_To be done:_ Print the records below word for word, but leave out the pictures.

_Source data:_
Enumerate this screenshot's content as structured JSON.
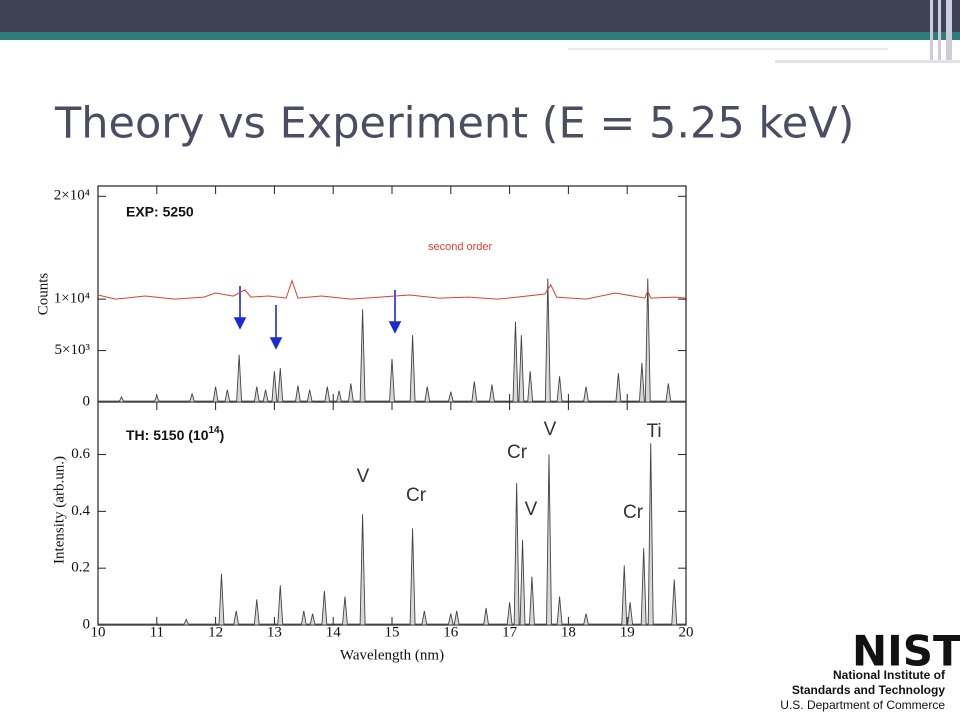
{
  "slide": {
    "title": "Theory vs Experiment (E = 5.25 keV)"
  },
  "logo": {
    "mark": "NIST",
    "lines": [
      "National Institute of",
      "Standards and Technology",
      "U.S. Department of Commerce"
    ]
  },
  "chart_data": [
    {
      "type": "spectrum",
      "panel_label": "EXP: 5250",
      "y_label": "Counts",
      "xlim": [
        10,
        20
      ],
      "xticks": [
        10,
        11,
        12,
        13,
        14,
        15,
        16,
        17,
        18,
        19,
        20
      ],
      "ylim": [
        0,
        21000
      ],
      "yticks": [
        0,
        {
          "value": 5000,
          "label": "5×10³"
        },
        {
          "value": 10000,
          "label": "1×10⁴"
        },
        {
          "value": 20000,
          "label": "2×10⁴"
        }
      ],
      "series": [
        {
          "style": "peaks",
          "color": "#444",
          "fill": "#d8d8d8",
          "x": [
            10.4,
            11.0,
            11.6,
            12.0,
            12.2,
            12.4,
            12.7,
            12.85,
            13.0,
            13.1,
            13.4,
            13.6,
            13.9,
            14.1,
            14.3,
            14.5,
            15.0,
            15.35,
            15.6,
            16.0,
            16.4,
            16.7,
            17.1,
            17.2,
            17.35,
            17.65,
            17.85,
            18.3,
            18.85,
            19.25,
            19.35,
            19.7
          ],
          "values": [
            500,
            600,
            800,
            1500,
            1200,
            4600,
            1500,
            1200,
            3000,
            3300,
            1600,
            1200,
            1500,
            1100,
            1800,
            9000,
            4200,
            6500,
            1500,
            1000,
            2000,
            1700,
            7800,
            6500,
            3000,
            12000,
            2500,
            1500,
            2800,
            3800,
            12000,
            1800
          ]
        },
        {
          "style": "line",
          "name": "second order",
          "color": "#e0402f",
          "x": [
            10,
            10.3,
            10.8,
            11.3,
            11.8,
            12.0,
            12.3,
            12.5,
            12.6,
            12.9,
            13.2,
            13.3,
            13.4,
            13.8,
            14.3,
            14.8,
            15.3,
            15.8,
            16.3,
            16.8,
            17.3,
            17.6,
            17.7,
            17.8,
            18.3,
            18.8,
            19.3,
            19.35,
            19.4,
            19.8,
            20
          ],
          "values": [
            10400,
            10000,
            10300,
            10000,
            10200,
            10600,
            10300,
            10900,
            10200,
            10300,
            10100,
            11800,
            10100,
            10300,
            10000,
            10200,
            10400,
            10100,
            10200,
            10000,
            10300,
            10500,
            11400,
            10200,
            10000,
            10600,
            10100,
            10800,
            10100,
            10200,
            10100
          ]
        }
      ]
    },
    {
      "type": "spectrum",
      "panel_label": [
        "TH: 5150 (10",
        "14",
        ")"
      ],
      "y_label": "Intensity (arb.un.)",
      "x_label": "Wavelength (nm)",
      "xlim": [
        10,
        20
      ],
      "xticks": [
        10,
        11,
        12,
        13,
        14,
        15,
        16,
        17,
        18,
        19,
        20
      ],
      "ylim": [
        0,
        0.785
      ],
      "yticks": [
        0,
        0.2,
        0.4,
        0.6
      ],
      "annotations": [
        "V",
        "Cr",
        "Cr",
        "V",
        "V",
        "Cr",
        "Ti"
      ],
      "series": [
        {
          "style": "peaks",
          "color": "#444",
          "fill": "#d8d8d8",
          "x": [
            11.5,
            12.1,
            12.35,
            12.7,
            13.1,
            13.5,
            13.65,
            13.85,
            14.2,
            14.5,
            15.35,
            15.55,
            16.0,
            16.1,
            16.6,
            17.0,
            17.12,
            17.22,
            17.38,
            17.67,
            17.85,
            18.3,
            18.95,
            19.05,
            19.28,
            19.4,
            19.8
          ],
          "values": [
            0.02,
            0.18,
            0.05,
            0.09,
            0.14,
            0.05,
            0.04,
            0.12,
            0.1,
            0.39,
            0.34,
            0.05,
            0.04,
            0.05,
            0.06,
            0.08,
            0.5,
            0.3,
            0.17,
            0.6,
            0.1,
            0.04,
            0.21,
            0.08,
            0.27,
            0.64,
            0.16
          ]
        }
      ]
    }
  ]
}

_Exercise result:_
Enumerate this screenshot's content as structured JSON.
{
  "slide": {
    "title": "Theory vs Experiment (E = 5.25 keV)"
  },
  "logo": {
    "mark": "NIST",
    "lines": [
      "National Institute of",
      "Standards and Technology",
      "U.S. Department of Commerce"
    ]
  },
  "chart_data": [
    {
      "type": "spectrum",
      "panel_label": "EXP: 5250",
      "y_label": "Counts",
      "xlim": [
        10,
        20
      ],
      "xticks": [
        10,
        11,
        12,
        13,
        14,
        15,
        16,
        17,
        18,
        19,
        20
      ],
      "ylim": [
        0,
        21000
      ],
      "yticks": [
        0,
        {
          "value": 5000,
          "label": "5×10³"
        },
        {
          "value": 10000,
          "label": "1×10⁴"
        },
        {
          "value": 20000,
          "label": "2×10⁴"
        }
      ],
      "series": [
        {
          "style": "peaks",
          "color": "#444",
          "fill": "#d8d8d8",
          "x": [
            10.4,
            11.0,
            11.6,
            12.0,
            12.2,
            12.4,
            12.7,
            12.85,
            13.0,
            13.1,
            13.4,
            13.6,
            13.9,
            14.1,
            14.3,
            14.5,
            15.0,
            15.35,
            15.6,
            16.0,
            16.4,
            16.7,
            17.1,
            17.2,
            17.35,
            17.65,
            17.85,
            18.3,
            18.85,
            19.25,
            19.35,
            19.7
          ],
          "values": [
            500,
            600,
            800,
            1500,
            1200,
            4600,
            1500,
            1200,
            3000,
            3300,
            1600,
            1200,
            1500,
            1100,
            1800,
            9000,
            4200,
            6500,
            1500,
            1000,
            2000,
            1700,
            7800,
            6500,
            3000,
            12000,
            2500,
            1500,
            2800,
            3800,
            12000,
            1800
          ]
        },
        {
          "style": "line",
          "name": "second order",
          "color": "#e0402f",
          "x": [
            10,
            10.3,
            10.8,
            11.3,
            11.8,
            12.0,
            12.3,
            12.5,
            12.6,
            12.9,
            13.2,
            13.3,
            13.4,
            13.8,
            14.3,
            14.8,
            15.3,
            15.8,
            16.3,
            16.8,
            17.3,
            17.6,
            17.7,
            17.8,
            18.3,
            18.8,
            19.3,
            19.35,
            19.4,
            19.8,
            20
          ],
          "values": [
            10400,
            10000,
            10300,
            10000,
            10200,
            10600,
            10300,
            10900,
            10200,
            10300,
            10100,
            11800,
            10100,
            10300,
            10000,
            10200,
            10400,
            10100,
            10200,
            10000,
            10300,
            10500,
            11400,
            10200,
            10000,
            10600,
            10100,
            10800,
            10100,
            10200,
            10100
          ]
        }
      ]
    },
    {
      "type": "spectrum",
      "panel_label": [
        "TH: 5150 (10",
        "14",
        ")"
      ],
      "y_label": "Intensity (arb.un.)",
      "x_label": "Wavelength (nm)",
      "xlim": [
        10,
        20
      ],
      "xticks": [
        10,
        11,
        12,
        13,
        14,
        15,
        16,
        17,
        18,
        19,
        20
      ],
      "ylim": [
        0,
        0.785
      ],
      "yticks": [
        0,
        0.2,
        0.4,
        0.6
      ],
      "annotations": [
        "V",
        "Cr",
        "Cr",
        "V",
        "V",
        "Cr",
        "Ti"
      ],
      "series": [
        {
          "style": "peaks",
          "color": "#444",
          "fill": "#d8d8d8",
          "x": [
            11.5,
            12.1,
            12.35,
            12.7,
            13.1,
            13.5,
            13.65,
            13.85,
            14.2,
            14.5,
            15.35,
            15.55,
            16.0,
            16.1,
            16.6,
            17.0,
            17.12,
            17.22,
            17.38,
            17.67,
            17.85,
            18.3,
            18.95,
            19.05,
            19.28,
            19.4,
            19.8
          ],
          "values": [
            0.02,
            0.18,
            0.05,
            0.09,
            0.14,
            0.05,
            0.04,
            0.12,
            0.1,
            0.39,
            0.34,
            0.05,
            0.04,
            0.05,
            0.06,
            0.08,
            0.5,
            0.3,
            0.17,
            0.6,
            0.1,
            0.04,
            0.21,
            0.08,
            0.27,
            0.64,
            0.16
          ]
        }
      ]
    }
  ]
}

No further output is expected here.